Written exercise
Track down the lines that contain "lệnh" and copy them.

Given records
◆ ◆ ◆ ◆ ◆ ◆ ◆

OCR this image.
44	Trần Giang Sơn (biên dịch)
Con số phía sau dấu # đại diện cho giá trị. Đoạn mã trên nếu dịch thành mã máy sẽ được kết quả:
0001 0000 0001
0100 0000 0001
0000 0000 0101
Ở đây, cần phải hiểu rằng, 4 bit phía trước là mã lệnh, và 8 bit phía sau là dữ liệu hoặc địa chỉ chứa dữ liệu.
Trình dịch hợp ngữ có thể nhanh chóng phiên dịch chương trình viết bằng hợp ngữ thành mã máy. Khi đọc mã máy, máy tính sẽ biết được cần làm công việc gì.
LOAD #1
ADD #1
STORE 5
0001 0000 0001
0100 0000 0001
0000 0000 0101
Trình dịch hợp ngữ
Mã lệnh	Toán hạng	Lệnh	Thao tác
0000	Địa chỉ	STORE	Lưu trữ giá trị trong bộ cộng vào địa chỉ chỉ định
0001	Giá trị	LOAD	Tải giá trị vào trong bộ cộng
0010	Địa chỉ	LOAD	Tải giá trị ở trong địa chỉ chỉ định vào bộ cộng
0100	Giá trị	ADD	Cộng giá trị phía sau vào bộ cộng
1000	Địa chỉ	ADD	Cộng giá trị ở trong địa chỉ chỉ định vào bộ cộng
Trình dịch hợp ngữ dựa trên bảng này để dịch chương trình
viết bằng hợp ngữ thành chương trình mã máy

◆ ◆ ◆ ◆ ◆ ◆ ◆

Result of the task
Ở đây, cần phải hiểu rằng, 4 bit phía trước là mã lệnh, và 8 bit phía sau là dữ liệu hoặc địa chỉ chứa dữ liệu.
Mã lệnh	Toán hạng	Lệnh	Thao tác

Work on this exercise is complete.